• **Required task**
Select and copy out every line in the records containing "Euch".
════════════════
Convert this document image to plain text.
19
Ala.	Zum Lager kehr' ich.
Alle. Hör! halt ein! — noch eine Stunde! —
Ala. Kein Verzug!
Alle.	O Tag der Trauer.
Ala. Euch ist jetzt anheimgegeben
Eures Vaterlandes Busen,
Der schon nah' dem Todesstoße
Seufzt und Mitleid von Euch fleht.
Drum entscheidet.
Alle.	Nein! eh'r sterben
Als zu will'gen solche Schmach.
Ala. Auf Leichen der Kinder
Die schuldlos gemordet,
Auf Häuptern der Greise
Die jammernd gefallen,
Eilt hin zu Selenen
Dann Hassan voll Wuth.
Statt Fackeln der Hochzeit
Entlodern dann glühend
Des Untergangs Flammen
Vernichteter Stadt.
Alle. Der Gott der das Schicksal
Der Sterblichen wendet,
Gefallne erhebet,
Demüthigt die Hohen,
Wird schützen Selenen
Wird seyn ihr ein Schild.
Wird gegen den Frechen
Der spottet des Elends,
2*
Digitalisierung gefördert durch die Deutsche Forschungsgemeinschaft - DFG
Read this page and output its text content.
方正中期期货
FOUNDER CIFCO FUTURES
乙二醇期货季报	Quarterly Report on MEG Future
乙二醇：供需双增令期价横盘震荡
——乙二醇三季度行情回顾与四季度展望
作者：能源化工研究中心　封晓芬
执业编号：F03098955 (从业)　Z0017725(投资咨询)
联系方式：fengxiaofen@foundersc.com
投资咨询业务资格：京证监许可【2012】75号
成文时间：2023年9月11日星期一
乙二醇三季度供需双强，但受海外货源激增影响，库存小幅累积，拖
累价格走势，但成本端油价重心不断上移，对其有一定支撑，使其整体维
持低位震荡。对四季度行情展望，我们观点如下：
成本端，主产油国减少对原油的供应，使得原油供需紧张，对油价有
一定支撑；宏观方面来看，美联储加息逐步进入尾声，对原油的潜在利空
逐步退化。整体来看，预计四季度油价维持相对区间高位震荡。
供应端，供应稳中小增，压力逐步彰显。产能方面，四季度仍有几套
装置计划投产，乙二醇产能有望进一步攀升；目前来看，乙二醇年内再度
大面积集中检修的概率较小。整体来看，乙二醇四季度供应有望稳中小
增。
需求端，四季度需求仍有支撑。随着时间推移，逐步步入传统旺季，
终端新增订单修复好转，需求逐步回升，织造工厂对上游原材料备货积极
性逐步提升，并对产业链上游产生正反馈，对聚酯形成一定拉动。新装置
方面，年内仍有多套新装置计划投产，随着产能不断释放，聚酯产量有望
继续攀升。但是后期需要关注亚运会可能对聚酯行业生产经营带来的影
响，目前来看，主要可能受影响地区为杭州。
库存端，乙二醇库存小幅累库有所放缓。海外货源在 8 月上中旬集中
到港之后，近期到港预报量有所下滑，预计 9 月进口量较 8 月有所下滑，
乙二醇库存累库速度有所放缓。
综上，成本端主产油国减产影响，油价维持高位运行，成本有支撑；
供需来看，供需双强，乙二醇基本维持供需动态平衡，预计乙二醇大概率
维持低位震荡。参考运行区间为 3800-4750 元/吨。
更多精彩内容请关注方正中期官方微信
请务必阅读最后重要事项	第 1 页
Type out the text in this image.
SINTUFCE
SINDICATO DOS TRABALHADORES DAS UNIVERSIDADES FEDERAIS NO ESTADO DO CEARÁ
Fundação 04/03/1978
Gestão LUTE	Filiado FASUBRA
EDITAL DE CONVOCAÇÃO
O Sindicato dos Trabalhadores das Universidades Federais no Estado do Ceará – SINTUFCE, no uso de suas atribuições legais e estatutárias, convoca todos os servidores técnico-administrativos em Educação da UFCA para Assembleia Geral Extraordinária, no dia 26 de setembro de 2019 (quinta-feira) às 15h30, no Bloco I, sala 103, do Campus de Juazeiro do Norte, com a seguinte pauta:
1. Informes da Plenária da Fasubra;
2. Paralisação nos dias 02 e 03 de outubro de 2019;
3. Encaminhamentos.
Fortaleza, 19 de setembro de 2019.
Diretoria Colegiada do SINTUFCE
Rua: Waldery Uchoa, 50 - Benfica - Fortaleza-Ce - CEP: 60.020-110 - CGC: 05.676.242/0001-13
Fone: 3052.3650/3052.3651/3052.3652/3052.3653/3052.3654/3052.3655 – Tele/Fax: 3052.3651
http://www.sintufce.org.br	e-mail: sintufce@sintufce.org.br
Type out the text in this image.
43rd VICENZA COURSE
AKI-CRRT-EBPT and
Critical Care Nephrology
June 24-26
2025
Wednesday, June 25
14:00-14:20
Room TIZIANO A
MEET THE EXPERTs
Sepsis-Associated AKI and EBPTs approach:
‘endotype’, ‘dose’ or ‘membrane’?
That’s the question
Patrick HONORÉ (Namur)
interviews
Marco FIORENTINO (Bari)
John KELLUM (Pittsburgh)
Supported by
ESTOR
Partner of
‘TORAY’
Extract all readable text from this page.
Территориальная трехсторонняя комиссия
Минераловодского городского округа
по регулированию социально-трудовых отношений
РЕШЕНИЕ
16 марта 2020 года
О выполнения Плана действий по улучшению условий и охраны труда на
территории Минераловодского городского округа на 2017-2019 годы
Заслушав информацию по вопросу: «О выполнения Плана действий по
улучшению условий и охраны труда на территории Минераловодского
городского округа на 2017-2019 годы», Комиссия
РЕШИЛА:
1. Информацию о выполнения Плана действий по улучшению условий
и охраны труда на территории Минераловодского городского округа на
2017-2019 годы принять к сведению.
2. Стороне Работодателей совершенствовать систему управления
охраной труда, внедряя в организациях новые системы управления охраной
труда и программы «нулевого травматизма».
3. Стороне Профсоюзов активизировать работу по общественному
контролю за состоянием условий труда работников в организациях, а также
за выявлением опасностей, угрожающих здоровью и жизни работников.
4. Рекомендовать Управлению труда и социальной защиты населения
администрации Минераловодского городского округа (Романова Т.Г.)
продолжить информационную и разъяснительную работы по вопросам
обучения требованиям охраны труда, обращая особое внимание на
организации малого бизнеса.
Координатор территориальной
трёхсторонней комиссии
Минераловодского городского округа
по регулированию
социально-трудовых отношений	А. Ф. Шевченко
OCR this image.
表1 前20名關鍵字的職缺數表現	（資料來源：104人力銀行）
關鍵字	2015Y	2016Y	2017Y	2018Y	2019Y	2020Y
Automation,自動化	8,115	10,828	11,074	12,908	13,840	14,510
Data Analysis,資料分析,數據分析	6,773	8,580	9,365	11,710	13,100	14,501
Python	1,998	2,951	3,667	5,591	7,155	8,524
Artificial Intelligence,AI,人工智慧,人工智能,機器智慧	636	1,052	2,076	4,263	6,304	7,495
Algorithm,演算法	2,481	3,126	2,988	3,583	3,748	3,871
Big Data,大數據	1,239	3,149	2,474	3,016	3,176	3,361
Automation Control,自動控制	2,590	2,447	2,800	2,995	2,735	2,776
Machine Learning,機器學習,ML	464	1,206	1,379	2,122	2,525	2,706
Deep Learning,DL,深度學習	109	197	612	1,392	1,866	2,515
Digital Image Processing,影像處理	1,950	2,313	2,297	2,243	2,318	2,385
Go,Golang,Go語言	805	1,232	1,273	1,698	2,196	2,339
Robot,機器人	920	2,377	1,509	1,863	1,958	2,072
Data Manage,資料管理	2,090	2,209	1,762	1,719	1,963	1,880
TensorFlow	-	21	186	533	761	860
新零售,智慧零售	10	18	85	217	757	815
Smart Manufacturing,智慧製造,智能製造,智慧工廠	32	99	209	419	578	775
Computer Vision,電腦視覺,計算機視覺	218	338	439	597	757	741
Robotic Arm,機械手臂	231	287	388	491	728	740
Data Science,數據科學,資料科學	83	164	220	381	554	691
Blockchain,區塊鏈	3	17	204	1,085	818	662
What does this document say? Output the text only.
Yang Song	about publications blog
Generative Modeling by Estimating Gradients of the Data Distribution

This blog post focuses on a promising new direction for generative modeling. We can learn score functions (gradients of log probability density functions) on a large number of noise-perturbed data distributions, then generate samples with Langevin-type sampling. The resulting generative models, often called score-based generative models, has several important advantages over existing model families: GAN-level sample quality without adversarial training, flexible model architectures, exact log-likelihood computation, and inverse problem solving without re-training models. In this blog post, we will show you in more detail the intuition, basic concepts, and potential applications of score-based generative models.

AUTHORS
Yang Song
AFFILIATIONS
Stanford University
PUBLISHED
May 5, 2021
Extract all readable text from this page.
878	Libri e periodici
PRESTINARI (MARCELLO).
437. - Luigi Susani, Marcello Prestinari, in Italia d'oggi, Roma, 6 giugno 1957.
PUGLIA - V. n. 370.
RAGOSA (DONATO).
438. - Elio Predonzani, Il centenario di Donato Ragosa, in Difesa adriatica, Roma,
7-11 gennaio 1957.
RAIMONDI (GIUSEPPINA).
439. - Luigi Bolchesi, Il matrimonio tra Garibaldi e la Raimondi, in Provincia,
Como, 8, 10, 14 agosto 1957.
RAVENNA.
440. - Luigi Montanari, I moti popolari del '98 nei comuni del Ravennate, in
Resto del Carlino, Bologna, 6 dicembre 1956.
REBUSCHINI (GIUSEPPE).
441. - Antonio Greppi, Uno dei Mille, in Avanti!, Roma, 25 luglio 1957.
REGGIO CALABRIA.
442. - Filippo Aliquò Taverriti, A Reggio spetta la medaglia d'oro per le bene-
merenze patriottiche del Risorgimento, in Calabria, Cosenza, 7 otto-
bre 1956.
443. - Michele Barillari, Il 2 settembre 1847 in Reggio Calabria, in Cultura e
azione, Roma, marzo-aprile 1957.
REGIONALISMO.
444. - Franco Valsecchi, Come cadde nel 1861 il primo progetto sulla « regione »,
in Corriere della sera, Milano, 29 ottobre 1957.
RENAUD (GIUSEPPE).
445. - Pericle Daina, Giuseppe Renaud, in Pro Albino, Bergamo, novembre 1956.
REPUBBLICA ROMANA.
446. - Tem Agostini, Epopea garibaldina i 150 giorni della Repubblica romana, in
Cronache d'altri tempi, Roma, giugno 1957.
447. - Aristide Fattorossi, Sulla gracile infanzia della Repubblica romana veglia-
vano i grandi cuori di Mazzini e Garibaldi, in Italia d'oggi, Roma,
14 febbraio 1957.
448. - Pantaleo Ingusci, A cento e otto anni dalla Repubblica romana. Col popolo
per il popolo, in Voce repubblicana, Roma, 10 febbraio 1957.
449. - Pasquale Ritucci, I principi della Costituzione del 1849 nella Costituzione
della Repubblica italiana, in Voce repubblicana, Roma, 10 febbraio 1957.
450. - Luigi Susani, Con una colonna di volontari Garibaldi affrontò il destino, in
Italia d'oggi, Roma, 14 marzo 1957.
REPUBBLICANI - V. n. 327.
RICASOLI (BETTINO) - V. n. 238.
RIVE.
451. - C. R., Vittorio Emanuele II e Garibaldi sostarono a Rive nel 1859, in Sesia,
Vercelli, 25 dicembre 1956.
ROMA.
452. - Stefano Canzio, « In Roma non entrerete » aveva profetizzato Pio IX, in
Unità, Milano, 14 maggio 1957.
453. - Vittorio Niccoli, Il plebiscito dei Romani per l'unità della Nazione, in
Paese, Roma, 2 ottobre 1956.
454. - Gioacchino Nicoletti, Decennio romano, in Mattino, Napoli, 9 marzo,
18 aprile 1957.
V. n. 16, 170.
════════════════
• **Correct output**
Ala. Euch ist jetzt anheimgegeben
Seufzt und Mitleid von Euch fleht.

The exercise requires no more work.